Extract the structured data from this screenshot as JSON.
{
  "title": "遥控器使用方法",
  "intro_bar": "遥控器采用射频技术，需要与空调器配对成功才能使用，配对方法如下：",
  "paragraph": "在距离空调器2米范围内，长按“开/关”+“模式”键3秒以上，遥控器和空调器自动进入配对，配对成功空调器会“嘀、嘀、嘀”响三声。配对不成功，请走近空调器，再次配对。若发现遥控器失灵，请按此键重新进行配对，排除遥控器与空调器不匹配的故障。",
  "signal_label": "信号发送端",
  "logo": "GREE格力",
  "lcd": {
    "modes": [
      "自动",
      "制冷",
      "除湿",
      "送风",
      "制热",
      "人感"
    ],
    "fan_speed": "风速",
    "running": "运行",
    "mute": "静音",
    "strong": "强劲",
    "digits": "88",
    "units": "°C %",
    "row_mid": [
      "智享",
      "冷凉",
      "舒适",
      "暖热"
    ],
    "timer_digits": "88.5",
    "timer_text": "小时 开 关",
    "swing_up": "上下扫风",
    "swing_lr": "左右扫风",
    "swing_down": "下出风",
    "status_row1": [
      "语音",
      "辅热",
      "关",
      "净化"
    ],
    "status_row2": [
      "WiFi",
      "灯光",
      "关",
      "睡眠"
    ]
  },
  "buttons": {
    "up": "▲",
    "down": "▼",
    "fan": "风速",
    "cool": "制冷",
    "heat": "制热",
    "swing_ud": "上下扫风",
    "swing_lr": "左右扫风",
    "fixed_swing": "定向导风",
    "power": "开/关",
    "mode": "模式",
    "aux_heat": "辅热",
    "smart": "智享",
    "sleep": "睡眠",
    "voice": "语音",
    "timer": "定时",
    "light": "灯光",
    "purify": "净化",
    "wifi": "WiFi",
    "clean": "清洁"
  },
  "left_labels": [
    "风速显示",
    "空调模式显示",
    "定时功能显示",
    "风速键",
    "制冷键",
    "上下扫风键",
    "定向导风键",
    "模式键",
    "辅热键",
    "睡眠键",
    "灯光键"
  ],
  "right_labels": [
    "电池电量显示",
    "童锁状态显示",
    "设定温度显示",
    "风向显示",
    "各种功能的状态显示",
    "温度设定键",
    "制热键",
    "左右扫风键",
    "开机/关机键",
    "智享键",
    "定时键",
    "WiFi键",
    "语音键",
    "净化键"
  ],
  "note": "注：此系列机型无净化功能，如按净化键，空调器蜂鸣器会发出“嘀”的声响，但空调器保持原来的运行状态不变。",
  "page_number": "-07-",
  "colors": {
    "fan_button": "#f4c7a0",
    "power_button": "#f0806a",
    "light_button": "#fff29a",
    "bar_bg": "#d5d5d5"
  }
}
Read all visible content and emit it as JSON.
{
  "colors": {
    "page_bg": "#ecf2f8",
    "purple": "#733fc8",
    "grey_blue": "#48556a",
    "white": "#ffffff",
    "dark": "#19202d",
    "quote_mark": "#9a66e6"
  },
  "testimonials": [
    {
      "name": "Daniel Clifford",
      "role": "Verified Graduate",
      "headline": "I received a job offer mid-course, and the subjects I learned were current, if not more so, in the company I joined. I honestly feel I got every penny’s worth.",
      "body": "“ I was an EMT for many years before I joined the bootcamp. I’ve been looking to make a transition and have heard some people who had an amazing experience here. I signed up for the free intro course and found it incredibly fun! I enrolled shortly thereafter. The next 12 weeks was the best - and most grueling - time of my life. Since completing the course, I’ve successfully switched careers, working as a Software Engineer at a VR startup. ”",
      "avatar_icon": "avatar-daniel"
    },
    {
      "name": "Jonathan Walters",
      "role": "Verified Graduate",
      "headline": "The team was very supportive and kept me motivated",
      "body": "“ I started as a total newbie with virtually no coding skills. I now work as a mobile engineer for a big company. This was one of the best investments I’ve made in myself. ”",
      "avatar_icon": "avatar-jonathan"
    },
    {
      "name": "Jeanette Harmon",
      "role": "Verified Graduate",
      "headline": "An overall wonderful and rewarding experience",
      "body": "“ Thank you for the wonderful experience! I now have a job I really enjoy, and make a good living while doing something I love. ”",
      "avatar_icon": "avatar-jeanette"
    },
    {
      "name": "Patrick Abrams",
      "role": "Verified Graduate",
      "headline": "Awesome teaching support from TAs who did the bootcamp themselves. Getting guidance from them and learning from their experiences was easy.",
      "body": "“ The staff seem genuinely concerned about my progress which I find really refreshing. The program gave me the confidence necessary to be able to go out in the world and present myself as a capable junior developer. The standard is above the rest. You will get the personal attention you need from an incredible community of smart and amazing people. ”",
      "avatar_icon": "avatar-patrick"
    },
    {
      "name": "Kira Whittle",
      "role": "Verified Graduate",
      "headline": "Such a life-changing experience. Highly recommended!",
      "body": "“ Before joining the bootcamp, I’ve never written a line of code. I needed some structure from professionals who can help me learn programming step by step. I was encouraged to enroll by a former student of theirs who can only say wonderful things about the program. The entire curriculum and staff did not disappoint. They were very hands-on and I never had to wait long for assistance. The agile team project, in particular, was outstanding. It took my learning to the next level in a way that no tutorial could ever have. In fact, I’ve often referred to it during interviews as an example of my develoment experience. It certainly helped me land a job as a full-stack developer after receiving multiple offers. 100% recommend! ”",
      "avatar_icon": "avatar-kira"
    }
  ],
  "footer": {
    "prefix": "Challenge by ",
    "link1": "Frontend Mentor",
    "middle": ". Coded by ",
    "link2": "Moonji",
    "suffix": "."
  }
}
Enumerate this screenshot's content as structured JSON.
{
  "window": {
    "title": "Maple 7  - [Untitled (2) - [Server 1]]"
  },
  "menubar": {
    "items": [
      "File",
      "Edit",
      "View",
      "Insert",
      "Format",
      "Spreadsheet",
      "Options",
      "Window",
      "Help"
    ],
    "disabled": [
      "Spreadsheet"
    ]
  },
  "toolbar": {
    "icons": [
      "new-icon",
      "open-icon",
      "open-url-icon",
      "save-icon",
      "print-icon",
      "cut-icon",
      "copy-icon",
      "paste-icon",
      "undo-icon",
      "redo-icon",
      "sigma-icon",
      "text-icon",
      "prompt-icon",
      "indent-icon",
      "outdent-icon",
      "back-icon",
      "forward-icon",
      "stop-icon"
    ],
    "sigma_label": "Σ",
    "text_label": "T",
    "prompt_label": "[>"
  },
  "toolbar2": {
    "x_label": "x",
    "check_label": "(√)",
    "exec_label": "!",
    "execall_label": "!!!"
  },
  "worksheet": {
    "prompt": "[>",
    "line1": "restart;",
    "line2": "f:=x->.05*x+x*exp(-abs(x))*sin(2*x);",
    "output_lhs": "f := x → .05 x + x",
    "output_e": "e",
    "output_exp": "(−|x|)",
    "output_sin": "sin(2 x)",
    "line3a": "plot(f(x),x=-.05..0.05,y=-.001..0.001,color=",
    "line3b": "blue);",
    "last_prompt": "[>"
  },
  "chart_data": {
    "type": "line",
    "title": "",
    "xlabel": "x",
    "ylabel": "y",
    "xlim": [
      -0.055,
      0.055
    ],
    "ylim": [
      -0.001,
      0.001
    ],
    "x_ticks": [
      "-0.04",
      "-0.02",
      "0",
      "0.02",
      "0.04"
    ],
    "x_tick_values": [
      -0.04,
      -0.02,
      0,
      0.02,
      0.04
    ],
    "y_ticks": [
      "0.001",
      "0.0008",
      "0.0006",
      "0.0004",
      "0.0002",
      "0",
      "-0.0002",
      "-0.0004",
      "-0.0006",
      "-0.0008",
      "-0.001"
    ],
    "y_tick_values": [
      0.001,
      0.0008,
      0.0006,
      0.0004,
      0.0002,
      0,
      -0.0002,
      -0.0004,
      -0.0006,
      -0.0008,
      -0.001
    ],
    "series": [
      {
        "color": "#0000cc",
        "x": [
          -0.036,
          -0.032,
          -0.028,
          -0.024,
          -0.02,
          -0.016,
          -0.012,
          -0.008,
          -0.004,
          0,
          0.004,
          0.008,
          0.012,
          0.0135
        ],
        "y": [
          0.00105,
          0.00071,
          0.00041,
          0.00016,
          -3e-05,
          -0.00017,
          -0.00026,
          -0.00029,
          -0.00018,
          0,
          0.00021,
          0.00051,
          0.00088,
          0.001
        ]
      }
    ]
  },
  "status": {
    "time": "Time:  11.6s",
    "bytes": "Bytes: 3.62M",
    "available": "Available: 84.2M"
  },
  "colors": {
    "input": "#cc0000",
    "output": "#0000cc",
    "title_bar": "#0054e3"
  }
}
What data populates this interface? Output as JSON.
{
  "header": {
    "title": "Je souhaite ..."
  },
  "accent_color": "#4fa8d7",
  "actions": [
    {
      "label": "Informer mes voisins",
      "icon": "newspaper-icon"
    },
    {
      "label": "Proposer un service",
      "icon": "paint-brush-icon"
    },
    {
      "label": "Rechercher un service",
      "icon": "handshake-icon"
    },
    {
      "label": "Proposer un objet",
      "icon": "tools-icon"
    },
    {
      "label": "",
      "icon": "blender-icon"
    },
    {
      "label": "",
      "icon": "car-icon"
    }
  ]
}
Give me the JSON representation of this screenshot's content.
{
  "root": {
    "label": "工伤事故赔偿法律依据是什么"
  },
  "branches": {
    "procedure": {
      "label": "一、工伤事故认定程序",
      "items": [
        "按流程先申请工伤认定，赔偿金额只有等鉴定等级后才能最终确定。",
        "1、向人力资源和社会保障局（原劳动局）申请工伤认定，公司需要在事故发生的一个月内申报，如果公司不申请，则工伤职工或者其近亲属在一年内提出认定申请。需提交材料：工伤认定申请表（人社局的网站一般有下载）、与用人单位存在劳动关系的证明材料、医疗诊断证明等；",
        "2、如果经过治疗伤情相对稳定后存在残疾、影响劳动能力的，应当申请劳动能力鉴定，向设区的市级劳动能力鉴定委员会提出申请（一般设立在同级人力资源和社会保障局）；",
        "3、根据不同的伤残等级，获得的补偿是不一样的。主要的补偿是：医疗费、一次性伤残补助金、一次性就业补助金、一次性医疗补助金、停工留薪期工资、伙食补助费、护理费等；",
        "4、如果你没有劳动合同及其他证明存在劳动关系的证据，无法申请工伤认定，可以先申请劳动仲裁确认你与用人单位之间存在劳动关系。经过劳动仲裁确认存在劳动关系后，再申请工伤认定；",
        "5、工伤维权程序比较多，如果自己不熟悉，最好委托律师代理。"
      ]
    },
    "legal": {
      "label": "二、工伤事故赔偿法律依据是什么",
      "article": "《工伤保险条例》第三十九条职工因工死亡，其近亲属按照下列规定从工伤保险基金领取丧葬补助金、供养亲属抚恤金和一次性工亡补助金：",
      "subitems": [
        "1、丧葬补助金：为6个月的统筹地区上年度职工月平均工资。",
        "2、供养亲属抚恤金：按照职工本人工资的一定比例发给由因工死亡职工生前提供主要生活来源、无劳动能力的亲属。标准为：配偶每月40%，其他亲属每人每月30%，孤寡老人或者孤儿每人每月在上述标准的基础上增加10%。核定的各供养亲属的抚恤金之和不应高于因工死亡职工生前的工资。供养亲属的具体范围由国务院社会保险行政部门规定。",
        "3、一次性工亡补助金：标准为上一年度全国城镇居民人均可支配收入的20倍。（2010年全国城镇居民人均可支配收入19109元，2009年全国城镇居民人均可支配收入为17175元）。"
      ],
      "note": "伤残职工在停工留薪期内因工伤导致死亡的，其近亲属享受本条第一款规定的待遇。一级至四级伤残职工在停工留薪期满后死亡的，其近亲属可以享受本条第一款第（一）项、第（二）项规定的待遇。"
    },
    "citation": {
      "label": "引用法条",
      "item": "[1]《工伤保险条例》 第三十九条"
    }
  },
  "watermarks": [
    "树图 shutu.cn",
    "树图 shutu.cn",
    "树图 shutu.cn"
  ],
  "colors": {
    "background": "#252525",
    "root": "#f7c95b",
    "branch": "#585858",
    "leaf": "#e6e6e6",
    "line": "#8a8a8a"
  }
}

───

* _THE EXERCISE_
Pick out all lines from the data above in which the word "make" appears.

* _CORRECT OUTPUT_
      "body": "“ I was an EMT for many years before I joined the bootcamp. I’ve been looking to make a transition and have heard some people who had an amazing experience here. I signed up for the free intro course and found it incredibly fun! I enrolled shortly thereafter. The next 12 weeks was the best - and most grueling - time of my life. Since completing the course, I’ve successfully switched careers, working as a Software Engineer at a VR startup. ”",
      "body": "“ Thank you for the wonderful experience! I now have a job I really enjoy, and make a good living while doing something I love. ”",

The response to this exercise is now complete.